• Extracted records

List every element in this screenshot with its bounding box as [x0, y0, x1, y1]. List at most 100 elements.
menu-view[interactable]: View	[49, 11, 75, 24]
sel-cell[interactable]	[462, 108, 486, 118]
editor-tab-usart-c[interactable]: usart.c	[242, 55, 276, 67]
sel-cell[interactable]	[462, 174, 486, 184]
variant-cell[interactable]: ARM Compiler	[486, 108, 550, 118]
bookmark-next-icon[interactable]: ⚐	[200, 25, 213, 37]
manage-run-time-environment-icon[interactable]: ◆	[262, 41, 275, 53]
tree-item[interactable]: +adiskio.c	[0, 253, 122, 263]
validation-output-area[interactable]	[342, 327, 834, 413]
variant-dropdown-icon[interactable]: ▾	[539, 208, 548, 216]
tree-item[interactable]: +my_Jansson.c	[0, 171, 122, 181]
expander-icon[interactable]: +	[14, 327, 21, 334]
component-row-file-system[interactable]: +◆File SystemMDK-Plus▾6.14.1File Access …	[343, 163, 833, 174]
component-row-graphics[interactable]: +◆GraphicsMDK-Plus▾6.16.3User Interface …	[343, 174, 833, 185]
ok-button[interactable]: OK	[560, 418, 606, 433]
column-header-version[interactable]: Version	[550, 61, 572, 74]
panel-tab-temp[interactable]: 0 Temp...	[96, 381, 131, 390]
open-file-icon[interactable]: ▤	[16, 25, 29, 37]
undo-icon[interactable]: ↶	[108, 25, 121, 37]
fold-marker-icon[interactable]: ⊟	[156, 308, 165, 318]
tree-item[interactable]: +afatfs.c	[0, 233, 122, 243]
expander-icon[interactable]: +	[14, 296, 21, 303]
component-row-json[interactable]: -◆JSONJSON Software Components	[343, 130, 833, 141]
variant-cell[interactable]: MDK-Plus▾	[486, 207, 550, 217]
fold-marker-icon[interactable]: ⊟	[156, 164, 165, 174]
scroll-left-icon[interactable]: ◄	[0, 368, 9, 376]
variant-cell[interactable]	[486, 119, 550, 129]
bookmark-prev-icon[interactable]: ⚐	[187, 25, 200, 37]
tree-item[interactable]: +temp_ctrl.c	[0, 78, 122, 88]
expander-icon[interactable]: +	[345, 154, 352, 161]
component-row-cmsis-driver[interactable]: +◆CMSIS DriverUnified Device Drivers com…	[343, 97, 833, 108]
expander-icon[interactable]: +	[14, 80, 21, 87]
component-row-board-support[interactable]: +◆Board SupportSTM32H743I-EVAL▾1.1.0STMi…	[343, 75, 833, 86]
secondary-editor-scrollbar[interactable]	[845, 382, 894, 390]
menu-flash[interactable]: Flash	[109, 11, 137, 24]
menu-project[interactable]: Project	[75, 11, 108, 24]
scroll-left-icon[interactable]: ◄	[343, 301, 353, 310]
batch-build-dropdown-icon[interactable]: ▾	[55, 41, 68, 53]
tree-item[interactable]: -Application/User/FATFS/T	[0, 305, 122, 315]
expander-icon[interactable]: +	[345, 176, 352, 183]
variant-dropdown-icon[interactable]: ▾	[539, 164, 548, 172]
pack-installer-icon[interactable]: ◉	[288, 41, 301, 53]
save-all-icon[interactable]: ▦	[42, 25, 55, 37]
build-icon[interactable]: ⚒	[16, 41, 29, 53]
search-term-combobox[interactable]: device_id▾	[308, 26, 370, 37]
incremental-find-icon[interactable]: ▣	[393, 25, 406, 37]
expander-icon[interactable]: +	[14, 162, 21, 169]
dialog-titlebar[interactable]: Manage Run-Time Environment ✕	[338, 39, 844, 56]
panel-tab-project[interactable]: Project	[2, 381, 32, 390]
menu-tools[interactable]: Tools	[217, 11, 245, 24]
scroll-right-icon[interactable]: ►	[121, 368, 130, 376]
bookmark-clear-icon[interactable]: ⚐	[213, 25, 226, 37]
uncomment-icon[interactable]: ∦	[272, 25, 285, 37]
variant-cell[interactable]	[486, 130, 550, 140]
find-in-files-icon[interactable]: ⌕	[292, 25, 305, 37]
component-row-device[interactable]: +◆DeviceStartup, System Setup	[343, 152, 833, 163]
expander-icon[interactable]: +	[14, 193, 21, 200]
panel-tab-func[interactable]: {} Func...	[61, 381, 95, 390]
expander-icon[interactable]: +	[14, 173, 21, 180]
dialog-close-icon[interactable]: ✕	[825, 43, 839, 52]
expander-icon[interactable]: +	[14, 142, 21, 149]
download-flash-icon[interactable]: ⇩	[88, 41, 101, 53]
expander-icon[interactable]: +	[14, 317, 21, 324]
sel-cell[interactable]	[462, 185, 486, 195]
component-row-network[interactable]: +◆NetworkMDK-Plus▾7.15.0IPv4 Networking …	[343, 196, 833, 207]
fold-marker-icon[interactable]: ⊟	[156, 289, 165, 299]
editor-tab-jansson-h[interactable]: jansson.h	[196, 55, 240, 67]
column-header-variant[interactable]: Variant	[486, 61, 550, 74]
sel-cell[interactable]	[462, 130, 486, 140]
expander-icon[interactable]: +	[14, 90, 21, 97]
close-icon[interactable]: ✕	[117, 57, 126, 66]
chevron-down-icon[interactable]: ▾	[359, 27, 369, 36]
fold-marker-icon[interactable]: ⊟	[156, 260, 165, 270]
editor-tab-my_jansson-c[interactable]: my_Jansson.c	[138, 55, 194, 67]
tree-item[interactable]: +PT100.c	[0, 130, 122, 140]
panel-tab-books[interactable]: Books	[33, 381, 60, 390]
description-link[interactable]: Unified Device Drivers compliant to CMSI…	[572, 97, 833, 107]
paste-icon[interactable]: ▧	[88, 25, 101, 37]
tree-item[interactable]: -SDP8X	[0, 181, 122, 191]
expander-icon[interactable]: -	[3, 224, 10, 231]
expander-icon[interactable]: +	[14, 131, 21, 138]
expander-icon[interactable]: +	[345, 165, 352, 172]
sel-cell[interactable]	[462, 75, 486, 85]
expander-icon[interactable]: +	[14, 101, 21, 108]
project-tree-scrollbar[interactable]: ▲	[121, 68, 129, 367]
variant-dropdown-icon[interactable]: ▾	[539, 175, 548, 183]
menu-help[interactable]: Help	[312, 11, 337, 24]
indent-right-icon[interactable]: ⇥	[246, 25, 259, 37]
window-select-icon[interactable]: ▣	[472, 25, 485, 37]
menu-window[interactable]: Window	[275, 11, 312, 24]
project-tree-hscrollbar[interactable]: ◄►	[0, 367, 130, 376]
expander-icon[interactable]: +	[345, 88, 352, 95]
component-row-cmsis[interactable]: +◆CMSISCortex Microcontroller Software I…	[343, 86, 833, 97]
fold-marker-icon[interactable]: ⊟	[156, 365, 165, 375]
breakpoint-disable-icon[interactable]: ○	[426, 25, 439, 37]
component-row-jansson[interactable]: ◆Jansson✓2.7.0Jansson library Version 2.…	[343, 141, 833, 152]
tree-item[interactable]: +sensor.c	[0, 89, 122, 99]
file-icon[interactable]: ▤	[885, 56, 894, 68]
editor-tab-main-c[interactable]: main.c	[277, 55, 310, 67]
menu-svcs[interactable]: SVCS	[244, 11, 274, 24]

• What to do
Extract every line of the records above and reproduce each one character for character, keeping the original order.

• Full solution
List every element in this screenshot with its bounding box as [x0, y0, x1, y1]. List at most 100 elements.
menu-view[interactable]: View	[49, 11, 75, 24]
sel-cell[interactable]	[462, 108, 486, 118]
editor-tab-usart-c[interactable]: usart.c	[242, 55, 276, 67]
sel-cell[interactable]	[462, 174, 486, 184]
variant-cell[interactable]: ARM Compiler	[486, 108, 550, 118]
bookmark-next-icon[interactable]: ⚐	[200, 25, 213, 37]
manage-run-time-environment-icon[interactable]: ◆	[262, 41, 275, 53]
tree-item[interactable]: +adiskio.c	[0, 253, 122, 263]
validation-output-area[interactable]	[342, 327, 834, 413]
variant-dropdown-icon[interactable]: ▾	[539, 208, 548, 216]
tree-item[interactable]: +my_Jansson.c	[0, 171, 122, 181]
expander-icon[interactable]: +	[14, 327, 21, 334]
component-row-file-system[interactable]: +◆File SystemMDK-Plus▾6.14.1File Access …	[343, 163, 833, 174]
component-row-graphics[interactable]: +◆GraphicsMDK-Plus▾6.16.3User Interface …	[343, 174, 833, 185]
ok-button[interactable]: OK	[560, 418, 606, 433]
column-header-version[interactable]: Version	[550, 61, 572, 74]
panel-tab-temp[interactable]: 0 Temp...	[96, 381, 131, 390]
open-file-icon[interactable]: ▤	[16, 25, 29, 37]
undo-icon[interactable]: ↶	[108, 25, 121, 37]
fold-marker-icon[interactable]: ⊟	[156, 308, 165, 318]
tree-item[interactable]: +afatfs.c	[0, 233, 122, 243]
expander-icon[interactable]: +	[14, 296, 21, 303]
component-row-json[interactable]: -◆JSONJSON Software Components	[343, 130, 833, 141]
variant-cell[interactable]: MDK-Plus▾	[486, 207, 550, 217]
fold-marker-icon[interactable]: ⊟	[156, 164, 165, 174]
scroll-left-icon[interactable]: ◄	[0, 368, 9, 376]
variant-cell[interactable]	[486, 119, 550, 129]
bookmark-prev-icon[interactable]: ⚐	[187, 25, 200, 37]
tree-item[interactable]: +temp_ctrl.c	[0, 78, 122, 88]
expander-icon[interactable]: +	[345, 154, 352, 161]
component-row-cmsis-driver[interactable]: +◆CMSIS DriverUnified Device Drivers com…	[343, 97, 833, 108]
expander-icon[interactable]: +	[14, 80, 21, 87]
component-row-board-support[interactable]: +◆Board SupportSTM32H743I-EVAL▾1.1.0STMi…	[343, 75, 833, 86]
secondary-editor-scrollbar[interactable]	[845, 382, 894, 390]
menu-flash[interactable]: Flash	[109, 11, 137, 24]
menu-project[interactable]: Project	[75, 11, 108, 24]
scroll-left-icon[interactable]: ◄	[343, 301, 353, 310]
batch-build-dropdown-icon[interactable]: ▾	[55, 41, 68, 53]
tree-item[interactable]: -Application/User/FATFS/T	[0, 305, 122, 315]
expander-icon[interactable]: +	[345, 176, 352, 183]
variant-dropdown-icon[interactable]: ▾	[539, 164, 548, 172]
pack-installer-icon[interactable]: ◉	[288, 41, 301, 53]
save-all-icon[interactable]: ▦	[42, 25, 55, 37]
build-icon[interactable]: ⚒	[16, 41, 29, 53]
search-term-combobox[interactable]: device_id▾	[308, 26, 370, 37]
incremental-find-icon[interactable]: ▣	[393, 25, 406, 37]
expander-icon[interactable]: +	[14, 162, 21, 169]
dialog-titlebar[interactable]: Manage Run-Time Environment ✕	[338, 39, 844, 56]
panel-tab-project[interactable]: Project	[2, 381, 32, 390]
menu-tools[interactable]: Tools	[217, 11, 245, 24]
scroll-right-icon[interactable]: ►	[121, 368, 130, 376]
bookmark-clear-icon[interactable]: ⚐	[213, 25, 226, 37]
uncomment-icon[interactable]: ∦	[272, 25, 285, 37]
variant-cell[interactable]	[486, 130, 550, 140]
find-in-files-icon[interactable]: ⌕	[292, 25, 305, 37]
component-row-device[interactable]: +◆DeviceStartup, System Setup	[343, 152, 833, 163]
expander-icon[interactable]: +	[14, 193, 21, 200]
panel-tab-func[interactable]: {} Func...	[61, 381, 95, 390]
expander-icon[interactable]: +	[14, 173, 21, 180]
dialog-close-icon[interactable]: ✕	[825, 43, 839, 52]
expander-icon[interactable]: +	[14, 142, 21, 149]
download-flash-icon[interactable]: ⇩	[88, 41, 101, 53]
expander-icon[interactable]: +	[14, 317, 21, 324]
sel-cell[interactable]	[462, 185, 486, 195]
component-row-network[interactable]: +◆NetworkMDK-Plus▾7.15.0IPv4 Networking …	[343, 196, 833, 207]
fold-marker-icon[interactable]: ⊟	[156, 289, 165, 299]
editor-tab-jansson-h[interactable]: jansson.h	[196, 55, 240, 67]
column-header-variant[interactable]: Variant	[486, 61, 550, 74]
sel-cell[interactable]	[462, 130, 486, 140]
expander-icon[interactable]: +	[14, 90, 21, 97]
close-icon[interactable]: ✕	[117, 57, 126, 66]
chevron-down-icon[interactable]: ▾	[359, 27, 369, 36]
fold-marker-icon[interactable]: ⊟	[156, 260, 165, 270]
editor-tab-my_jansson-c[interactable]: my_Jansson.c	[138, 55, 194, 67]
tree-item[interactable]: +PT100.c	[0, 130, 122, 140]
panel-tab-books[interactable]: Books	[33, 381, 60, 390]
description-link[interactable]: Unified Device Drivers compliant to CMSI…	[572, 97, 833, 107]
paste-icon[interactable]: ▧	[88, 25, 101, 37]
tree-item[interactable]: -SDP8X	[0, 181, 122, 191]
expander-icon[interactable]: -	[3, 224, 10, 231]
expander-icon[interactable]: +	[14, 131, 21, 138]
expander-icon[interactable]: +	[345, 165, 352, 172]
sel-cell[interactable]	[462, 75, 486, 85]
expander-icon[interactable]: +	[14, 101, 21, 108]
project-tree-scrollbar[interactable]: ▲	[121, 68, 129, 367]
variant-dropdown-icon[interactable]: ▾	[539, 175, 548, 183]
menu-help[interactable]: Help	[312, 11, 337, 24]
indent-right-icon[interactable]: ⇥	[246, 25, 259, 37]
window-select-icon[interactable]: ▣	[472, 25, 485, 37]
menu-window[interactable]: Window	[275, 11, 312, 24]
project-tree-hscrollbar[interactable]: ◄►	[0, 367, 130, 376]
expander-icon[interactable]: +	[345, 88, 352, 95]
component-row-cmsis[interactable]: +◆CMSISCortex Microcontroller Software I…	[343, 86, 833, 97]
fold-marker-icon[interactable]: ⊟	[156, 365, 165, 375]
breakpoint-disable-icon[interactable]: ○	[426, 25, 439, 37]
component-row-jansson[interactable]: ◆Jansson✓2.7.0Jansson library Version 2.…	[343, 141, 833, 152]
tree-item[interactable]: +sensor.c	[0, 89, 122, 99]
file-icon[interactable]: ▤	[885, 56, 894, 68]
editor-tab-main-c[interactable]: main.c	[277, 55, 310, 67]
menu-svcs[interactable]: SVCS	[244, 11, 274, 24]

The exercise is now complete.